▶ To be done
Without including the pictures, copy out every line below.

(Dataset records)
_ _ _ _

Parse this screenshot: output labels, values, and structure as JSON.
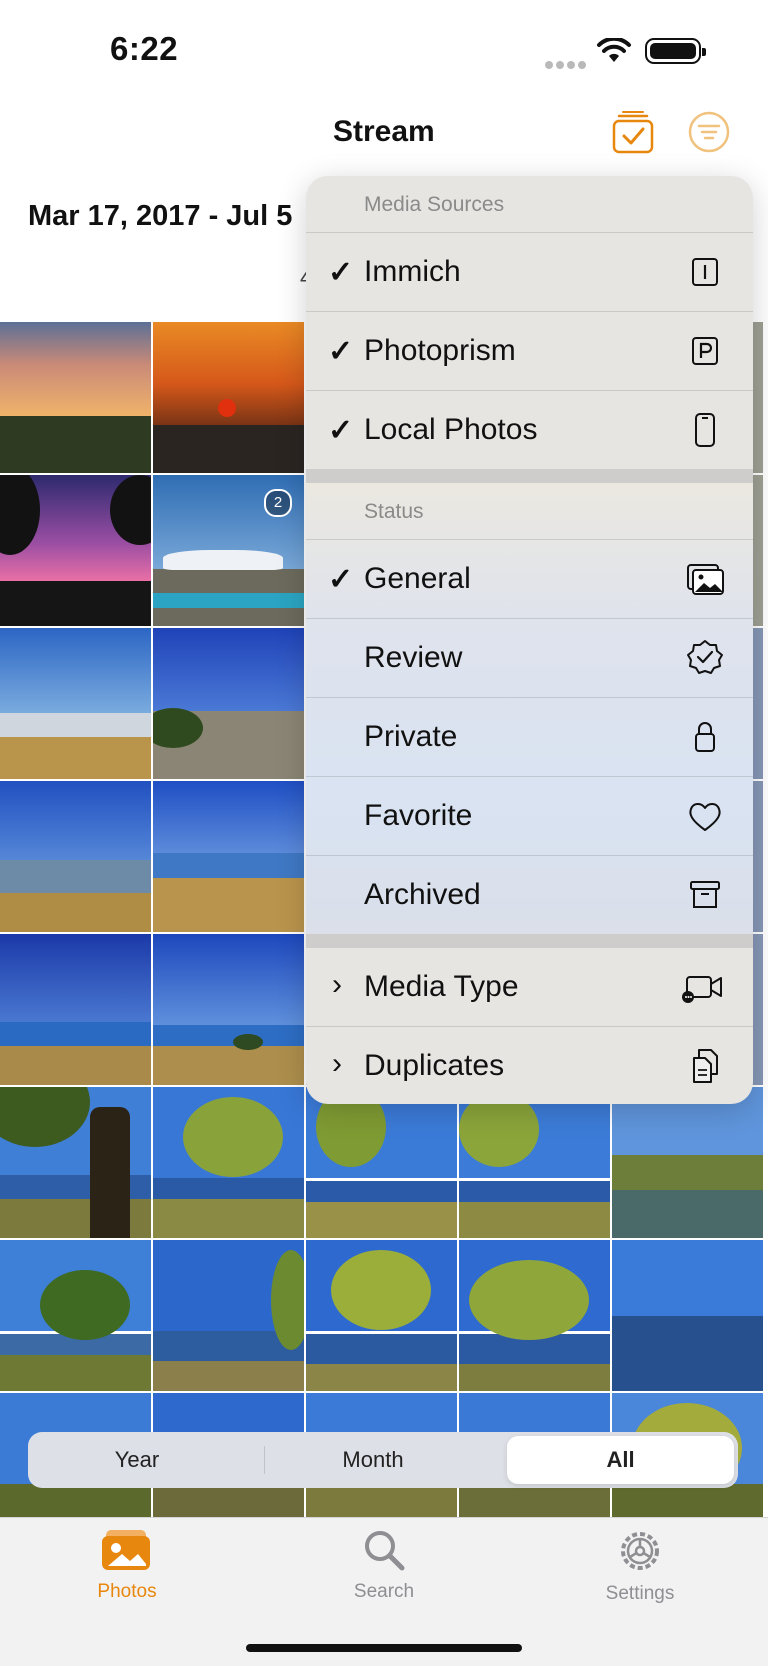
{
  "status_bar": {
    "time": "6:22"
  },
  "header": {
    "title": "Stream",
    "date_range": "Mar 17, 2017 - Jul 5",
    "count_peek": "4"
  },
  "grid": {
    "badge_count": "2"
  },
  "menu": {
    "sources_heading": "Media Sources",
    "sources": [
      {
        "label": "Immich",
        "checked": true,
        "icon": "immich-letter-i-icon"
      },
      {
        "label": "Photoprism",
        "checked": true,
        "icon": "photoprism-letter-p-icon"
      },
      {
        "label": "Local Photos",
        "checked": true,
        "icon": "phone-icon"
      }
    ],
    "status_heading": "Status",
    "status": [
      {
        "label": "General",
        "checked": true,
        "icon": "photos-icon"
      },
      {
        "label": "Review",
        "checked": false,
        "icon": "verified-badge-icon"
      },
      {
        "label": "Private",
        "checked": false,
        "icon": "lock-icon"
      },
      {
        "label": "Favorite",
        "checked": false,
        "icon": "heart-icon"
      },
      {
        "label": "Archived",
        "checked": false,
        "icon": "archive-box-icon"
      }
    ],
    "submenus": [
      {
        "label": "Media Type",
        "icon": "video-camera-icon"
      },
      {
        "label": "Duplicates",
        "icon": "documents-copy-icon"
      }
    ]
  },
  "segmented": {
    "options": [
      "Year",
      "Month",
      "All"
    ],
    "selected": "All"
  },
  "tabbar": {
    "tabs": [
      {
        "label": "Photos",
        "icon": "photos-icon",
        "active": true
      },
      {
        "label": "Search",
        "icon": "magnifier-icon",
        "active": false
      },
      {
        "label": "Settings",
        "icon": "gear-icon",
        "active": false
      }
    ]
  },
  "colors": {
    "accent": "#e8870e",
    "menu_bg": "#e6e5e2",
    "tab_inactive": "#8e8e93"
  }
}
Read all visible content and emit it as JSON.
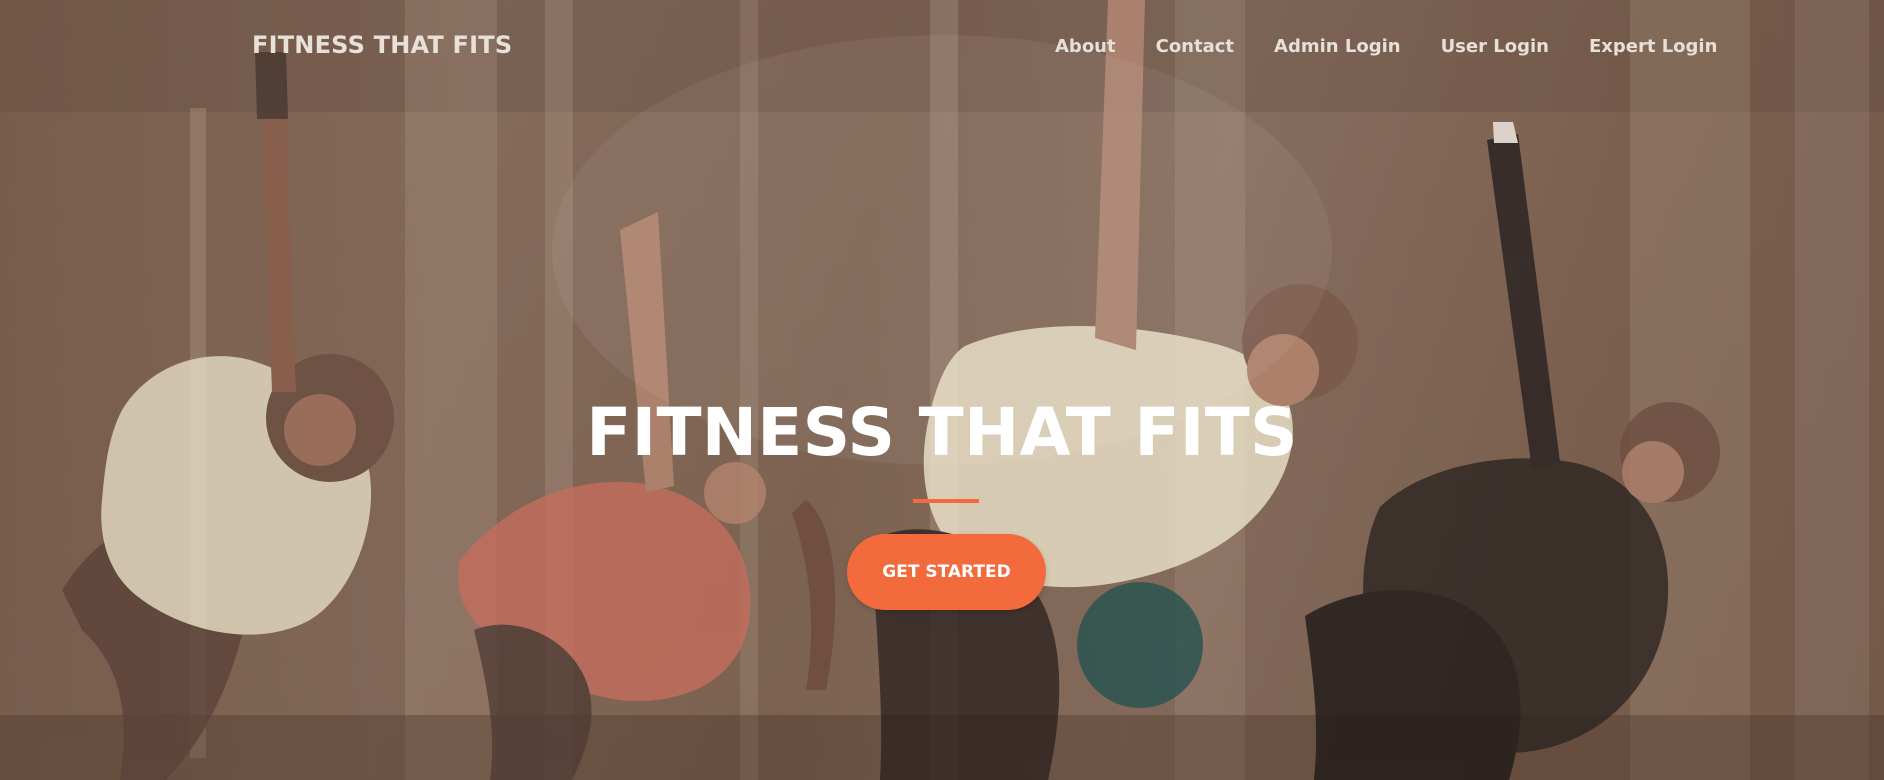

_ _ _ _

▶ Expected answer
Parse this screenshot: output labels, values, and structure as JSON.
{
  "status_bar": {
    "time": "6:22"
  },
  "header": {
    "title": "Stream",
    "date_range": "Mar 17, 2017 - Jul 5",
    "count_peek": "4"
  },
  "grid": {
    "badge_count": "2"
  },
  "menu": {
    "sources_heading": "Media Sources",
    "sources": [
      {
        "label": "Immich",
        "checked": true,
        "icon": "immich-letter-i-icon"
      },
      {
        "label": "Photoprism",
        "checked": true,
        "icon": "photoprism-letter-p-icon"
      },
      {
        "label": "Local Photos",
        "checked": true,
        "icon": "phone-icon"
      }
    ],
    "status_heading": "Status",
    "status": [
      {
        "label": "General",
        "checked": true,
        "icon": "photos-icon"
      },
      {
        "label": "Review",
        "checked": false,
        "icon": "verified-badge-icon"
      },
      {
        "label": "Private",
        "checked": false,
        "icon": "lock-icon"
      },
      {
        "label": "Favorite",
        "checked": false,
        "icon": "heart-icon"
      },
      {
        "label": "Archived",
        "checked": false,
        "icon": "archive-box-icon"
      }
    ],
    "submenus": [
      {
        "label": "Media Type",
        "icon": "video-camera-icon"
      },
      {
        "label": "Duplicates",
        "icon": "documents-copy-icon"
      }
    ]
  },
  "segmented": {
    "options": [
      "Year",
      "Month",
      "All"
    ],
    "selected": "All"
  },
  "tabbar": {
    "tabs": [
      {
        "label": "Photos",
        "icon": "photos-icon",
        "active": true
      },
      {
        "label": "Search",
        "icon": "magnifier-icon",
        "active": false
      },
      {
        "label": "Settings",
        "icon": "gear-icon",
        "active": false
      }
    ]
  },
  "colors": {
    "accent": "#e8870e",
    "menu_bg": "#e6e5e2",
    "tab_inactive": "#8e8e93"
  }
}
Read all visible content and emit it as JSON.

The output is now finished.